**WHAT THIS TASK INVOLVES:** Give the number of lines that hold the string "Kierowca". Nothing else is needed.

**ENTRIES SUPPLIED:**
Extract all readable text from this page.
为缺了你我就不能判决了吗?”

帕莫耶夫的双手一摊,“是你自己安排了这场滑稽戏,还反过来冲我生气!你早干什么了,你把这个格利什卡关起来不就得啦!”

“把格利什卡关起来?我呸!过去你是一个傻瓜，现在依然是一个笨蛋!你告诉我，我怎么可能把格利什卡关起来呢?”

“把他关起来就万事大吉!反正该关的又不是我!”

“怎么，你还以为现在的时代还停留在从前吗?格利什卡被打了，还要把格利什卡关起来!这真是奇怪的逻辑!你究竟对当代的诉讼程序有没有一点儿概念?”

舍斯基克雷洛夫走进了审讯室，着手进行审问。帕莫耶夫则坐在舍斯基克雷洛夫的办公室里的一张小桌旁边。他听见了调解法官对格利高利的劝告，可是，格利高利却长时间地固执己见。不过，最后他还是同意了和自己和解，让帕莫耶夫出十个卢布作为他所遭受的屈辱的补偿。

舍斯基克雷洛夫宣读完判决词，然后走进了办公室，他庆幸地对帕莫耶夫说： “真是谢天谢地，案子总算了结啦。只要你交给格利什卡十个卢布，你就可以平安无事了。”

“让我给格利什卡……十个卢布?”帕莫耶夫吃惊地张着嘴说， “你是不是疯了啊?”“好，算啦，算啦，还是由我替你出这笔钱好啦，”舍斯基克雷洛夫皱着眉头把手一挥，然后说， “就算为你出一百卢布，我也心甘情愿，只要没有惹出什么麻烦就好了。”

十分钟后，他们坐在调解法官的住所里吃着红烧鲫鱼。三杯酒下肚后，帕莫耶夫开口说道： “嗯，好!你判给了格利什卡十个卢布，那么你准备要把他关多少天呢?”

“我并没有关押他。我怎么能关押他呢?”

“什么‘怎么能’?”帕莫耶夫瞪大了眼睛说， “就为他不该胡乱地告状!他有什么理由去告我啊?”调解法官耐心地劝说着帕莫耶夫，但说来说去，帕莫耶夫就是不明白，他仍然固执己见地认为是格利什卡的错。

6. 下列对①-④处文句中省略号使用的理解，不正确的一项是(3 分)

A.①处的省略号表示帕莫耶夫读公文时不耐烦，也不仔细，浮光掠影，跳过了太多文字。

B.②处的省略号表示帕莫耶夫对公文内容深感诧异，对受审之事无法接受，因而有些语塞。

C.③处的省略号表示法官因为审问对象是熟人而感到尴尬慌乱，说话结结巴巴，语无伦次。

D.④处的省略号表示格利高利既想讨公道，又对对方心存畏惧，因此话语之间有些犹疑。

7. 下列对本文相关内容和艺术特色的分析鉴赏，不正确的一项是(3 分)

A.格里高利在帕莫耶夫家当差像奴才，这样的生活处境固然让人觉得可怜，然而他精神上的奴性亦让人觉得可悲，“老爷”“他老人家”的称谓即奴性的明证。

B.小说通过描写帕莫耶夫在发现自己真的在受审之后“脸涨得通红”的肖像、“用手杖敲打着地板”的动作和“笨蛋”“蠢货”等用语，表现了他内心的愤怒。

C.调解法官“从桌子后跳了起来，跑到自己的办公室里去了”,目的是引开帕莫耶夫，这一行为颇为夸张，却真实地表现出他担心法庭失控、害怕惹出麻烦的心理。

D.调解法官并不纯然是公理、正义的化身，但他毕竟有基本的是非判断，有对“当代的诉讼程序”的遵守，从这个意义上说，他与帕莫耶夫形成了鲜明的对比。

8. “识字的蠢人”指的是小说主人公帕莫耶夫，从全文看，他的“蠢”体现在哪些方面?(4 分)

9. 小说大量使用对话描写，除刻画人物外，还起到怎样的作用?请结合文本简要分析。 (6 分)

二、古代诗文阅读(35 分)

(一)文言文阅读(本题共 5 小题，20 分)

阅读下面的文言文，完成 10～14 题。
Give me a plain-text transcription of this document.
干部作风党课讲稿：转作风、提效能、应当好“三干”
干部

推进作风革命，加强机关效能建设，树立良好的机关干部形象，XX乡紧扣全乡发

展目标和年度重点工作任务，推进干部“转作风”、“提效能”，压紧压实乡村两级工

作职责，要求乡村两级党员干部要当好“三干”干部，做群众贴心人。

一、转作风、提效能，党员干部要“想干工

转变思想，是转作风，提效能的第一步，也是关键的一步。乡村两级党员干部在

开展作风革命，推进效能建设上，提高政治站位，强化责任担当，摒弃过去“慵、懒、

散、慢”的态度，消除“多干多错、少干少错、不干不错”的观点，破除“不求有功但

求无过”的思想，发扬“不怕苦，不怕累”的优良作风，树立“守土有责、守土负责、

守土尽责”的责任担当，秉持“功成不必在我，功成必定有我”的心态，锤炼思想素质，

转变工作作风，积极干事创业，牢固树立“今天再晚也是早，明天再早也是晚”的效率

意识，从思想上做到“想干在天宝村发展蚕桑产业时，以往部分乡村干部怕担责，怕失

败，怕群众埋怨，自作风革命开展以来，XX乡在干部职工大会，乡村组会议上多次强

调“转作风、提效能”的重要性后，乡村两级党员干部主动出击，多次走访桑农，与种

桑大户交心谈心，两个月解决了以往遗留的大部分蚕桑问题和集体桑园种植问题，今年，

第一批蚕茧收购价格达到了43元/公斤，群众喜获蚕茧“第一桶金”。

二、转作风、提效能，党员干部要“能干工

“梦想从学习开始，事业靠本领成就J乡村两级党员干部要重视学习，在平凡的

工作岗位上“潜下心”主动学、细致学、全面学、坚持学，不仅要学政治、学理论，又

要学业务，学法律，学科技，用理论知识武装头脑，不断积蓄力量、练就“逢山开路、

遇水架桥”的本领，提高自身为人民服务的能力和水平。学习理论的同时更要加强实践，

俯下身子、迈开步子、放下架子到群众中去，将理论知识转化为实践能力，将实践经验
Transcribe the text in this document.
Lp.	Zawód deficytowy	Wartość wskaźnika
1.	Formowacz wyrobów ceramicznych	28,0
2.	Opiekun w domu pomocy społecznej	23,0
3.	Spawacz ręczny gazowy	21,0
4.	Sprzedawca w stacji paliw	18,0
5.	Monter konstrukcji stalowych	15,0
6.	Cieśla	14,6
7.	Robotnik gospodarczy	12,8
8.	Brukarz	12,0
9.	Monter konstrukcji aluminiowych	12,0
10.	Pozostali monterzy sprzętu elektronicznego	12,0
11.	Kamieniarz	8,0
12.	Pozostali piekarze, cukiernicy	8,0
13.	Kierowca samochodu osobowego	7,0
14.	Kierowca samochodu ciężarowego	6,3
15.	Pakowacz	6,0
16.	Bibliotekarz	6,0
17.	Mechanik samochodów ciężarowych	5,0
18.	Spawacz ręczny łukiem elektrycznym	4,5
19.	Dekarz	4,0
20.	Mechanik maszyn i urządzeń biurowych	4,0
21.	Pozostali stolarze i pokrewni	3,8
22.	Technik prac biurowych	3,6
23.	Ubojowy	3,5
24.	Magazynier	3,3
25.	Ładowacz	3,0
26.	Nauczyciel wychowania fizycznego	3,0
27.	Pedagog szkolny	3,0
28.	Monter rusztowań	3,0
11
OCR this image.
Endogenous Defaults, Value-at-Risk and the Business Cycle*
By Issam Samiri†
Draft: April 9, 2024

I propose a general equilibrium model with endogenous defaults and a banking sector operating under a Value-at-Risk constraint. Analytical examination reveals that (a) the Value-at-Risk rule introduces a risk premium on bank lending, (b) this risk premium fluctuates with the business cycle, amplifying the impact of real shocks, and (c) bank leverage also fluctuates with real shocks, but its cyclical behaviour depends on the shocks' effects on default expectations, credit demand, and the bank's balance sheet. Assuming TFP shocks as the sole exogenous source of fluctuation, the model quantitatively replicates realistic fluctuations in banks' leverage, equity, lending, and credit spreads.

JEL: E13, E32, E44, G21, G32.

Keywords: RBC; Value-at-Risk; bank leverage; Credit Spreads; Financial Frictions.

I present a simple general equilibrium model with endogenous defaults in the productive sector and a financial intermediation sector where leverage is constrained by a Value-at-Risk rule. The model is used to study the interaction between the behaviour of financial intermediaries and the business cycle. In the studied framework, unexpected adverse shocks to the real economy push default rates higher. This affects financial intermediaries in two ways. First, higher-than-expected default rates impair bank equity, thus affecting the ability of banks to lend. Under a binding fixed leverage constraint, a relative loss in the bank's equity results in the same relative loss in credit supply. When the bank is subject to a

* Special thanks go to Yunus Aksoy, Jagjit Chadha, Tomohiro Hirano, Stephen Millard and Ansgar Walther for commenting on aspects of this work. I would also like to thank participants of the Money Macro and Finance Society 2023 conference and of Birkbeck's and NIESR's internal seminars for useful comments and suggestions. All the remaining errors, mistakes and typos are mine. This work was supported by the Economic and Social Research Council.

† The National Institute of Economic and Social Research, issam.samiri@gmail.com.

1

**RIGHT ANSWER:** 2